(Lines of data)
---

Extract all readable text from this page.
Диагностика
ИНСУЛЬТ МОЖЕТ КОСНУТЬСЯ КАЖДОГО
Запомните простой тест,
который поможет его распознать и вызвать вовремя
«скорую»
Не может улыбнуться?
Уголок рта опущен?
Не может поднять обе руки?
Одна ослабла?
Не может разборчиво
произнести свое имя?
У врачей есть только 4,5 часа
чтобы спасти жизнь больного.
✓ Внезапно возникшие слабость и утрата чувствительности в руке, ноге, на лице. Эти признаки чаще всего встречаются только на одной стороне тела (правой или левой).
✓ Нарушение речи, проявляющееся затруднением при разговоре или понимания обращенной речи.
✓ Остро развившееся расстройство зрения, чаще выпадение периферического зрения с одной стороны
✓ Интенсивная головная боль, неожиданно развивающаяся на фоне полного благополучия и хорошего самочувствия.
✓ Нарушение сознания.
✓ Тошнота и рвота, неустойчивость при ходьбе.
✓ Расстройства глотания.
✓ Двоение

---

→ **Aim of the exercise**
Emit the full listing verbatim.

→ **Response**
Extract all readable text from this page.
Диагностика
ИНСУЛЬТ МОЖЕТ КОСНУТЬСЯ КАЖДОГО
Запомните простой тест,
который поможет его распознать и вызвать вовремя
«скорую»
Не может улыбнуться?
Уголок рта опущен?
Не может поднять обе руки?
Одна ослабла?
Не может разборчиво
произнести свое имя?
У врачей есть только 4,5 часа
чтобы спасти жизнь больного.
✓ Внезапно возникшие слабость и утрата чувствительности в руке, ноге, на лице. Эти признаки чаще всего встречаются только на одной стороне тела (правой или левой).
✓ Нарушение речи, проявляющееся затруднением при разговоре или понимания обращенной речи.
✓ Остро развившееся расстройство зрения, чаще выпадение периферического зрения с одной стороны
✓ Интенсивная головная боль, неожиданно развивающаяся на фоне полного благополучия и хорошего самочувствия.
✓ Нарушение сознания.
✓ Тошнота и рвота, неустойчивость при ходьбе.
✓ Расстройства глотания.
✓ Двоение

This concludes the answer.